▶ _Exercise instructions_
Tally the lines in the following entries that include the word "name"; state only the total.

▶ _Input records_

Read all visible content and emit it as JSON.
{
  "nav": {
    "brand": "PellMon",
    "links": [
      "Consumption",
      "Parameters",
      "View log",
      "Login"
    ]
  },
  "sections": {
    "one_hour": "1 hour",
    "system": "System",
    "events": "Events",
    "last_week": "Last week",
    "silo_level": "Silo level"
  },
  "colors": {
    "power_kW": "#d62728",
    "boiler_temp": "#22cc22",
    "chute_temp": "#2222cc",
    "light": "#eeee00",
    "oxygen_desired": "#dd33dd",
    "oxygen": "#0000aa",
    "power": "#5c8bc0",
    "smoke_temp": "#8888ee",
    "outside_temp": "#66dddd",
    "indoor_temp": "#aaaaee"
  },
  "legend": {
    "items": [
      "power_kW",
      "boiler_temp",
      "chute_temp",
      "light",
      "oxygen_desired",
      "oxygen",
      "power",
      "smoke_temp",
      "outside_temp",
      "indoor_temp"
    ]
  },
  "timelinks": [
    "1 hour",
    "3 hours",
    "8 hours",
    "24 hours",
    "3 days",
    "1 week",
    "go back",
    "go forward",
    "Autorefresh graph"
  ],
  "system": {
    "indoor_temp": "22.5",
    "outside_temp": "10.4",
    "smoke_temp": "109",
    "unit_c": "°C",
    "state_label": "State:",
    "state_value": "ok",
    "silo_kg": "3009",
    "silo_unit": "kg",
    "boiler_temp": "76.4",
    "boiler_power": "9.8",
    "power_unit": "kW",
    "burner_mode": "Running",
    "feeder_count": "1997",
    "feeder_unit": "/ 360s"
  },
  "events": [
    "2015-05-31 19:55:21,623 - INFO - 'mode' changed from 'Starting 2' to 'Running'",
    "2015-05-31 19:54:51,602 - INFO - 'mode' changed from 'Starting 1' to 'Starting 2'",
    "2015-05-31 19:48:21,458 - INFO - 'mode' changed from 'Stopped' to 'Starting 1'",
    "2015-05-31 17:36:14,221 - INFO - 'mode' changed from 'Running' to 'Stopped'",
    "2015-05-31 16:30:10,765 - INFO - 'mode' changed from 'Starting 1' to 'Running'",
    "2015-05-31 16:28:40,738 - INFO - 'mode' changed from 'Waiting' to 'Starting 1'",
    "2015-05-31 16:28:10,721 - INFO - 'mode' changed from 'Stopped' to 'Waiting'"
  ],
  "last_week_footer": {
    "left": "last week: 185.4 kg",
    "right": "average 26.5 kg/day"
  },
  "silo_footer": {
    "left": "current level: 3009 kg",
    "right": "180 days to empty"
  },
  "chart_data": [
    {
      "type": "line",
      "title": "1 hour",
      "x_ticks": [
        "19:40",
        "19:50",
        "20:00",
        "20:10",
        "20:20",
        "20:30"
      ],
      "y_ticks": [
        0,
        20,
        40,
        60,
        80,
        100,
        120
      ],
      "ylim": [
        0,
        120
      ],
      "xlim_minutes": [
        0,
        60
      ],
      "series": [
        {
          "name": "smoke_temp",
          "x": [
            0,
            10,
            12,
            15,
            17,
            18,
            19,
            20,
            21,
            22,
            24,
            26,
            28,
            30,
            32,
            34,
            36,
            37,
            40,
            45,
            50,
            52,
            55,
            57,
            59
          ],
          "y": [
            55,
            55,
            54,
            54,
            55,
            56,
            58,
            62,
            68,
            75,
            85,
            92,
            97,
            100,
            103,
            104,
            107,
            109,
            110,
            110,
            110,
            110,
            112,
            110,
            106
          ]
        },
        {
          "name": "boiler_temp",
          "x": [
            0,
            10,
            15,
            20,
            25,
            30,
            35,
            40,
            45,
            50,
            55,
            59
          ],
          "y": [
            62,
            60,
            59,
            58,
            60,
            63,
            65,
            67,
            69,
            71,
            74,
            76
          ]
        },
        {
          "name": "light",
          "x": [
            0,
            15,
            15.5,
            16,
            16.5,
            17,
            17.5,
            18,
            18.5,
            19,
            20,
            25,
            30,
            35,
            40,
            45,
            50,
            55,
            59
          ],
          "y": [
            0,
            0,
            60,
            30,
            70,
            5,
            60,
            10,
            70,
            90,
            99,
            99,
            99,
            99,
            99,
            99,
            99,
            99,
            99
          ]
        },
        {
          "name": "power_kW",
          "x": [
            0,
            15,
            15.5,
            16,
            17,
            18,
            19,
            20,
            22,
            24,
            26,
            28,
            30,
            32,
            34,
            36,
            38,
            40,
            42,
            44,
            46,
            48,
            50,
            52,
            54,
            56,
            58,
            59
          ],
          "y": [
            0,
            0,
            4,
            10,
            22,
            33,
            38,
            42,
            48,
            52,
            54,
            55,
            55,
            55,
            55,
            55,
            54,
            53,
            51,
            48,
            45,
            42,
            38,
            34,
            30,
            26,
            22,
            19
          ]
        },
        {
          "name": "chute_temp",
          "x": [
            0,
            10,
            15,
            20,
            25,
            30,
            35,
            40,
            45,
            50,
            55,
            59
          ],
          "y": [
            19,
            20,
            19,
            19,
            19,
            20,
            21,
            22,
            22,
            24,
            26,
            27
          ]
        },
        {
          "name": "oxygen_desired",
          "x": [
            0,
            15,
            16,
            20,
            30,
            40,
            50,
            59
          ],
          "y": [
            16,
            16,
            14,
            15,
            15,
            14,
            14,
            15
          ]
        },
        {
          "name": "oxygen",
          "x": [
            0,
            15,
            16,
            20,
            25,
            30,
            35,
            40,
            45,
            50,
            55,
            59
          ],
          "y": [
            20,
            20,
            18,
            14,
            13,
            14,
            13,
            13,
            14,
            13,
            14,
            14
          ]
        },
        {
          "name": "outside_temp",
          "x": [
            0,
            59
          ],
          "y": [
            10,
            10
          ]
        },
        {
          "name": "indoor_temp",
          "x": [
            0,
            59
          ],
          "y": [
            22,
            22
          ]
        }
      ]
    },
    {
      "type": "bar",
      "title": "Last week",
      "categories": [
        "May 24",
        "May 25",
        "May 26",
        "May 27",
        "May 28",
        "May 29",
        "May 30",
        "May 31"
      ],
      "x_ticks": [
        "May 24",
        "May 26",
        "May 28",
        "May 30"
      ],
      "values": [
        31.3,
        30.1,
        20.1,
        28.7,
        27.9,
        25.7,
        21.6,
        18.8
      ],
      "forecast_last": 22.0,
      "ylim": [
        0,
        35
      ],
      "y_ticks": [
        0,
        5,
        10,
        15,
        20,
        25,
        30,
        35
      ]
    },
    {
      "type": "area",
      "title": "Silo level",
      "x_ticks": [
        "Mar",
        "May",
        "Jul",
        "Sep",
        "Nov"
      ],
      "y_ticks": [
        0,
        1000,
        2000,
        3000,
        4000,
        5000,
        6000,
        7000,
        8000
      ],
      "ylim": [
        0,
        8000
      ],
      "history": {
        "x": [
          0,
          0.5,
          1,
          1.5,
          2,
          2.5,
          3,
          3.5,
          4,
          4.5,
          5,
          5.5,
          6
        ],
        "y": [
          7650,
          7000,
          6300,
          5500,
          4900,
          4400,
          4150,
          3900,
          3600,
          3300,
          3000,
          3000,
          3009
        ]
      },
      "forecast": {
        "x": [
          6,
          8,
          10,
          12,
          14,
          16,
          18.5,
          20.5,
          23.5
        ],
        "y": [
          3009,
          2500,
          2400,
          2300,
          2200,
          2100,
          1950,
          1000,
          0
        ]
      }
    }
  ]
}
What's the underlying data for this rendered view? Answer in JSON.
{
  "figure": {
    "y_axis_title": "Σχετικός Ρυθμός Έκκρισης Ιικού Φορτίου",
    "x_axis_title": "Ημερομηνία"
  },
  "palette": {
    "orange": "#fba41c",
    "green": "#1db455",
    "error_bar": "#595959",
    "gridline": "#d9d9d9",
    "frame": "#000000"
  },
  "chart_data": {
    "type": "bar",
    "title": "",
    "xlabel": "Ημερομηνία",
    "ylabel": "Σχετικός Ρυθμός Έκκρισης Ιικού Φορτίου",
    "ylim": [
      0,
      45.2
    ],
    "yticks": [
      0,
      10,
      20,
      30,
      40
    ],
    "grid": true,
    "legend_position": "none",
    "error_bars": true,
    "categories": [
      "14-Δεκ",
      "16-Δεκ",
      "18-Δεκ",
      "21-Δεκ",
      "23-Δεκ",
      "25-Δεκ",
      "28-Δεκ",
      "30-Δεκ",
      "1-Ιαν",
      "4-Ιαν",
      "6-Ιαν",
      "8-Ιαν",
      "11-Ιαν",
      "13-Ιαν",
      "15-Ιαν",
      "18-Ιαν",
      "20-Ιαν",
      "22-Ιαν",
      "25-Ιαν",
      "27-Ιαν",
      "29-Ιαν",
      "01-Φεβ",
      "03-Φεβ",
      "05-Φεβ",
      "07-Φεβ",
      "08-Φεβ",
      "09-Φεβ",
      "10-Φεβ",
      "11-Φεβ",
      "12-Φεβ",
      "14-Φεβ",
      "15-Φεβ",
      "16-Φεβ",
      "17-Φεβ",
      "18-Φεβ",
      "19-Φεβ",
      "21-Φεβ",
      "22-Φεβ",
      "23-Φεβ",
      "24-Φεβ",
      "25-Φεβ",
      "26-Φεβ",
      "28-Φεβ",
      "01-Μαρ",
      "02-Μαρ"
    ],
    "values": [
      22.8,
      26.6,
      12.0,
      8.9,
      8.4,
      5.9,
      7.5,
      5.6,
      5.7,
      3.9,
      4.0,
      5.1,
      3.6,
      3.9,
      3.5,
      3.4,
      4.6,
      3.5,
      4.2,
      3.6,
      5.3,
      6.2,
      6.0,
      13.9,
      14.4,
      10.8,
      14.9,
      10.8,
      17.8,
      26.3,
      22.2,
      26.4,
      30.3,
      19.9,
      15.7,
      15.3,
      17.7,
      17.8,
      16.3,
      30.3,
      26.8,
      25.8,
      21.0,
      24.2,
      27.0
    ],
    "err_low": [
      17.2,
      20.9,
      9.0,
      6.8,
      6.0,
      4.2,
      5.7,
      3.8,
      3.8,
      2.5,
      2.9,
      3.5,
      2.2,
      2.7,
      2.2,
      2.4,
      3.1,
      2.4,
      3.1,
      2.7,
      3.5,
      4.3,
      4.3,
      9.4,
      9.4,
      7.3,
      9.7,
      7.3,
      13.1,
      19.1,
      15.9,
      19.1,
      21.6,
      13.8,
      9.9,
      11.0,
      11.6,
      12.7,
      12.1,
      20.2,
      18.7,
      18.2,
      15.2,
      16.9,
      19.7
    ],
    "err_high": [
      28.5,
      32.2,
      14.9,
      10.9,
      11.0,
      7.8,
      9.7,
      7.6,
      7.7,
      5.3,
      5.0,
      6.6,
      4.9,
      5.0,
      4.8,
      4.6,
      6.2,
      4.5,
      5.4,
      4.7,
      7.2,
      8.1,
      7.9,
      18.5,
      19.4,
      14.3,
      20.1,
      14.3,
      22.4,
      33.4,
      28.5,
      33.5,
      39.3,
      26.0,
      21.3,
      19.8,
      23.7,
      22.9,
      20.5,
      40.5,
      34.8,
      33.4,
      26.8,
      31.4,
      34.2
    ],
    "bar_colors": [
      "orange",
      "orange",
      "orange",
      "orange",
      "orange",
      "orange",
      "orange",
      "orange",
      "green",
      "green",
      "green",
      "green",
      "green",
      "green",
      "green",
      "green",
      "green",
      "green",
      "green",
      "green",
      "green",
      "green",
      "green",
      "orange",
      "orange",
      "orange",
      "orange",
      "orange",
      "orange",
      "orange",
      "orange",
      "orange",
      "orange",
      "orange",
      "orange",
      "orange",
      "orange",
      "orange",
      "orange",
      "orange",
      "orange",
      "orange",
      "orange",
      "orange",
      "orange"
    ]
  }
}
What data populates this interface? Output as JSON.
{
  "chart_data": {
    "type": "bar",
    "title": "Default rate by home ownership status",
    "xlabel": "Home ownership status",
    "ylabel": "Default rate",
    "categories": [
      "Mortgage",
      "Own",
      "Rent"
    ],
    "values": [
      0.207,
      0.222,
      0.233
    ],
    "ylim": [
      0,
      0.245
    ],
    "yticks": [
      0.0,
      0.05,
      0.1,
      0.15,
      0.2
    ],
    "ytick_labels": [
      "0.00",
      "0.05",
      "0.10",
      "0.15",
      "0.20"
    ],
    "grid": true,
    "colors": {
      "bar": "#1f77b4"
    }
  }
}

▶ _Solution below_
9